Written instruction:
Reply with one number: the count of lines in the records below that hold "this".

Records:
________________________________________

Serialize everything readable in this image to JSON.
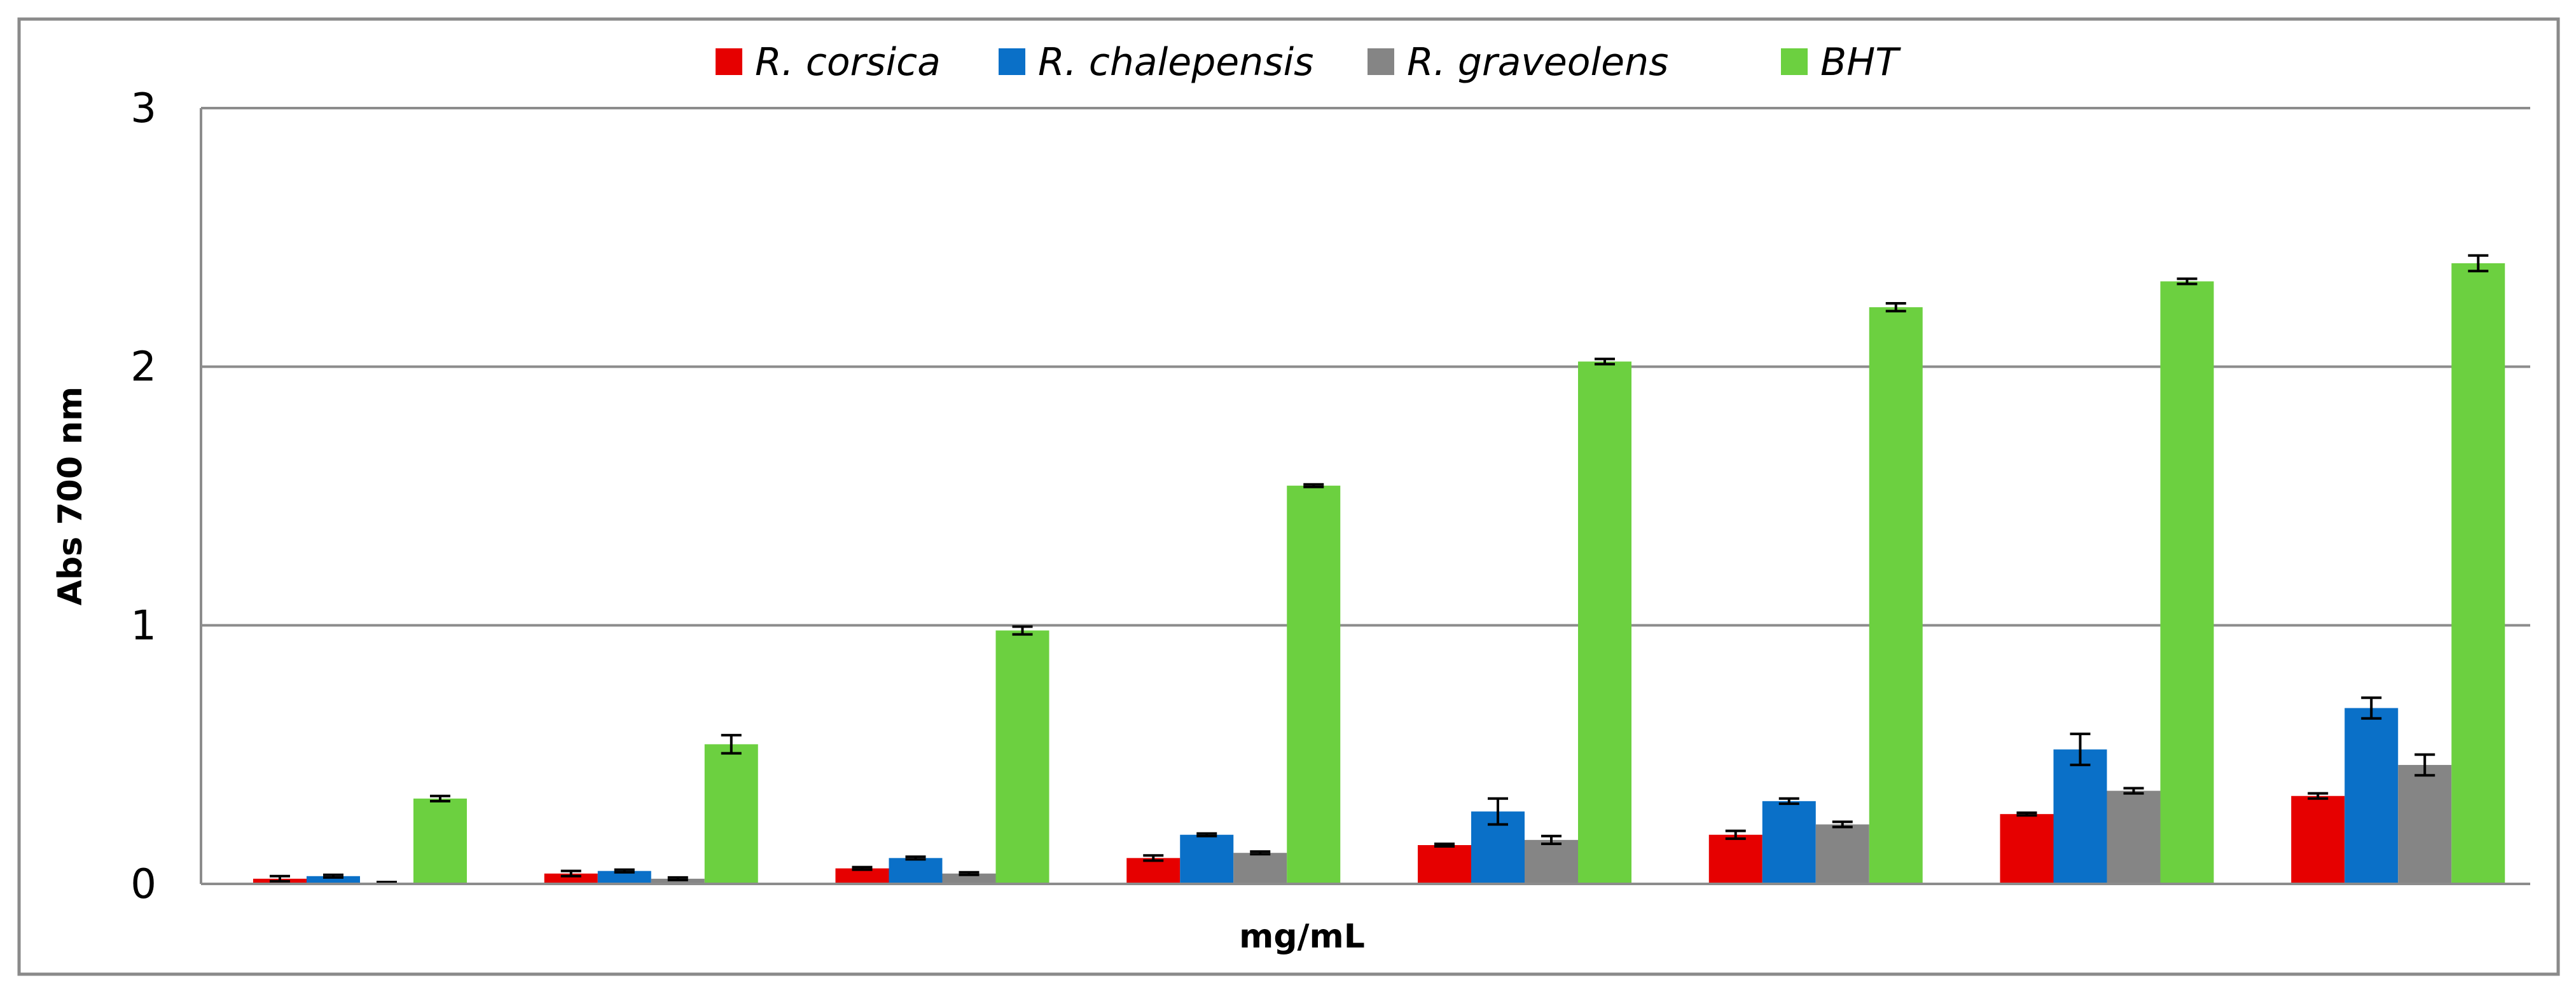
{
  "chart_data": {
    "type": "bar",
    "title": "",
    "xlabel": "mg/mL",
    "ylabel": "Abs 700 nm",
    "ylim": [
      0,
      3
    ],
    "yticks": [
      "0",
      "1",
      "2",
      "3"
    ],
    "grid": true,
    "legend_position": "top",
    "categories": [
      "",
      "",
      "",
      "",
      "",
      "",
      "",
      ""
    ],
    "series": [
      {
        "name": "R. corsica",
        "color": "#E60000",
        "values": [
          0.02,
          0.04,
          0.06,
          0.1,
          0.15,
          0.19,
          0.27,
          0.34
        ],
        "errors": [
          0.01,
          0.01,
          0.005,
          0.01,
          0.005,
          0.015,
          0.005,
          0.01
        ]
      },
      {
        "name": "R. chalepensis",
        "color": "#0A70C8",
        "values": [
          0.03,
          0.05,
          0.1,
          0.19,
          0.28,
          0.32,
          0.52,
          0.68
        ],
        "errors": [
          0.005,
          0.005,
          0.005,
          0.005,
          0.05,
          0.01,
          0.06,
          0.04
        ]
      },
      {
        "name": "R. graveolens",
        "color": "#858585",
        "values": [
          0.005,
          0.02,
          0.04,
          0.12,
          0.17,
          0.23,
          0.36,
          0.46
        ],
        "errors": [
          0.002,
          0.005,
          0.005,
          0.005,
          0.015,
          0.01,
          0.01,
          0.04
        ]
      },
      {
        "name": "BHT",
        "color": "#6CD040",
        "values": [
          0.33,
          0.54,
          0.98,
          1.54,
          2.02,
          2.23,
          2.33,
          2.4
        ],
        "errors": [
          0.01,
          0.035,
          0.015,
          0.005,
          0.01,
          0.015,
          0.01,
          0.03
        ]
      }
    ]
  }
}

________________________________________

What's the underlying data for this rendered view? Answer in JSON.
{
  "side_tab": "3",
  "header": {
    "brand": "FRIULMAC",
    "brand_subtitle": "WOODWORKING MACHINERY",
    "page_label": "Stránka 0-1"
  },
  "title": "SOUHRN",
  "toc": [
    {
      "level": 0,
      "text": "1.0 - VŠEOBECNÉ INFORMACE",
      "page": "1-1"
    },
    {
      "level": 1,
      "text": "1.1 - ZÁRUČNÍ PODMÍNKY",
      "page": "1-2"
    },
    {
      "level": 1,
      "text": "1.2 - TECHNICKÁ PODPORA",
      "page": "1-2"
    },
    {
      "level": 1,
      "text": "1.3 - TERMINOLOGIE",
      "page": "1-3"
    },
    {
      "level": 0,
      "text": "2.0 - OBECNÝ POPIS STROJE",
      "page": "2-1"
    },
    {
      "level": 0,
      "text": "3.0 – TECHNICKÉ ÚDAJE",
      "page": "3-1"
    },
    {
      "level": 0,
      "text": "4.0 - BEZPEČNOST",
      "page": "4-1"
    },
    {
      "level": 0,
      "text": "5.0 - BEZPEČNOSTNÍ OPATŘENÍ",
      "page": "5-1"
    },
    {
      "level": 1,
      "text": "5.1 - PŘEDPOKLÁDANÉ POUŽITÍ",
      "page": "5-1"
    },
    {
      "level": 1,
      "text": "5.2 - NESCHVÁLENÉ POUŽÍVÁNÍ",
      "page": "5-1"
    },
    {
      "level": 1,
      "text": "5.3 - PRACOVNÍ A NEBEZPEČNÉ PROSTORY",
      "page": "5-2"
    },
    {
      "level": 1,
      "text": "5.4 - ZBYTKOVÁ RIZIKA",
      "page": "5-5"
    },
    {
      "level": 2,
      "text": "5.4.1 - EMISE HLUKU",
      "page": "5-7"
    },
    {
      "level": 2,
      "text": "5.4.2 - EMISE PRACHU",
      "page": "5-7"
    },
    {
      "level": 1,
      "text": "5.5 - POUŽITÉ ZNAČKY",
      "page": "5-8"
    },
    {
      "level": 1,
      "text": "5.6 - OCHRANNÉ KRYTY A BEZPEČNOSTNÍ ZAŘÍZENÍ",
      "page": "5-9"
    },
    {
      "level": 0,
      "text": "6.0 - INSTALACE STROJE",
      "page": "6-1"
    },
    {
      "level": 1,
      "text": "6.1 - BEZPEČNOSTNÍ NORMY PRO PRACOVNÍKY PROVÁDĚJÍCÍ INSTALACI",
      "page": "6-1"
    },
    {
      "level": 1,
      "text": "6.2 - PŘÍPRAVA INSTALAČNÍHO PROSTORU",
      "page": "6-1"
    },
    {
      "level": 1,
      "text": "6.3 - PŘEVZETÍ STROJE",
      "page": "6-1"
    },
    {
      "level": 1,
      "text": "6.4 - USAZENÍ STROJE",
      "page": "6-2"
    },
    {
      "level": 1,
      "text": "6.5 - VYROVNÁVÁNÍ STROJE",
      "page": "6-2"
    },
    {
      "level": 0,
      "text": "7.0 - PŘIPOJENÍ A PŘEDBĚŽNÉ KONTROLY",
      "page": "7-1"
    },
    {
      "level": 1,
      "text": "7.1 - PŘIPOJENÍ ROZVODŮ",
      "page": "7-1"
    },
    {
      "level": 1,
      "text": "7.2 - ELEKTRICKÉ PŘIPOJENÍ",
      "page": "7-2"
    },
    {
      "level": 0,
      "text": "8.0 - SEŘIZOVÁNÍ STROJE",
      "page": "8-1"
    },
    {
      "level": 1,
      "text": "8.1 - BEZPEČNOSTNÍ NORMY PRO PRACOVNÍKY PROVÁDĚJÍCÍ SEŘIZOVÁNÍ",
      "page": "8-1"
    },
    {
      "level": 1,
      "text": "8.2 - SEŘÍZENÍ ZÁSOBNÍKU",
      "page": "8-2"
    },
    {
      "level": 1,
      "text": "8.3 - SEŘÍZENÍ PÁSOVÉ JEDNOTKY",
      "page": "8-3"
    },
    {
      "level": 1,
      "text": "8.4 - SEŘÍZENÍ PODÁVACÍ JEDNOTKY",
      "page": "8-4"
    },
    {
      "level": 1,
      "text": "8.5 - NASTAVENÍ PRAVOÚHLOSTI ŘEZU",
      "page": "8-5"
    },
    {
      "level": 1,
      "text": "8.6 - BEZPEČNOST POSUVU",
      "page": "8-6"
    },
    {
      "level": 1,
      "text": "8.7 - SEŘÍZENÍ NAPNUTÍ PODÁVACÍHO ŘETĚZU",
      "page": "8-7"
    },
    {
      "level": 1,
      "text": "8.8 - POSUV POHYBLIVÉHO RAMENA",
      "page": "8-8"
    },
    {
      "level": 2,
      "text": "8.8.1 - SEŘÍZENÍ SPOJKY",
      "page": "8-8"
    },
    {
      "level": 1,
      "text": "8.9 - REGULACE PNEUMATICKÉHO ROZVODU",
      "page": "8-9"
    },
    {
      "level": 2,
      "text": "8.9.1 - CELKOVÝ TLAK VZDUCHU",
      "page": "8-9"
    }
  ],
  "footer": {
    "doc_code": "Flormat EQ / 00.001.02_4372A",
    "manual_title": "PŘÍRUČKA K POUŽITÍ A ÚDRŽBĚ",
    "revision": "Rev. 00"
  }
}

________________________________________

Result:
2